[Problem]
Identify each line below containing the string "color" and copy it.

[Dataset excerpts]
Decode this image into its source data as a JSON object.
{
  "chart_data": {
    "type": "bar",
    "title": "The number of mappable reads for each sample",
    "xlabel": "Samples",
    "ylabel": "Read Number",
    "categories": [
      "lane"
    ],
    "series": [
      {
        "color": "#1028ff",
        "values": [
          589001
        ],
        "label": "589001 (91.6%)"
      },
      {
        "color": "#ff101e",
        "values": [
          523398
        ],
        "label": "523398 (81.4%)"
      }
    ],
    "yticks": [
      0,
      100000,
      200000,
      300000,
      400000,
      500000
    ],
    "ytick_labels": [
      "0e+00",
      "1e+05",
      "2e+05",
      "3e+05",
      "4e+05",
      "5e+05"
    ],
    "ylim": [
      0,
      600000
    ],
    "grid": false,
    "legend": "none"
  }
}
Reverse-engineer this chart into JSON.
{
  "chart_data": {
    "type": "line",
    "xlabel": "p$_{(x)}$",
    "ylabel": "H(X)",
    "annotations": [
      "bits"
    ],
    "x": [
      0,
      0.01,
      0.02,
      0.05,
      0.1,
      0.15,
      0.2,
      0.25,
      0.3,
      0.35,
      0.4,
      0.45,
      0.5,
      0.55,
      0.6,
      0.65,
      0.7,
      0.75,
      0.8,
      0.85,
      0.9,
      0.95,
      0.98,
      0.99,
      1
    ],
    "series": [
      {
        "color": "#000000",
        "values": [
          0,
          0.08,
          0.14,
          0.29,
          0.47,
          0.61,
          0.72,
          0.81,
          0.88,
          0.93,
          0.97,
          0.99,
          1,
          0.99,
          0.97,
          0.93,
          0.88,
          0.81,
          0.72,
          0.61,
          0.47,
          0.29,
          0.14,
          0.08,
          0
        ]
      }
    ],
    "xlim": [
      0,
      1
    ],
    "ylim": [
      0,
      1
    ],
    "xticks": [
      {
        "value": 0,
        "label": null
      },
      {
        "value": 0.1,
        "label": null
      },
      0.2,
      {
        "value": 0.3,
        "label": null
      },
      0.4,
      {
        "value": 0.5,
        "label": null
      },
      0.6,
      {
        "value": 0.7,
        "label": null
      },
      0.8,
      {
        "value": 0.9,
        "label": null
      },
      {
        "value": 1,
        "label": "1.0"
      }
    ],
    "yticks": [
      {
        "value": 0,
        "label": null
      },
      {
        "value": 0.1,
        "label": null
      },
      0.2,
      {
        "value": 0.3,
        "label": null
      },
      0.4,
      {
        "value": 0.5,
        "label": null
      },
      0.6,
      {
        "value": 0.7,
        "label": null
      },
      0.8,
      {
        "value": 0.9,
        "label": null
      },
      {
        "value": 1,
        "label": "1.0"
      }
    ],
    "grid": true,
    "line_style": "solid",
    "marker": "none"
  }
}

[Full answer]
        "color": "#1028ff",
        "color": "#ff101e",
        "color": "#000000",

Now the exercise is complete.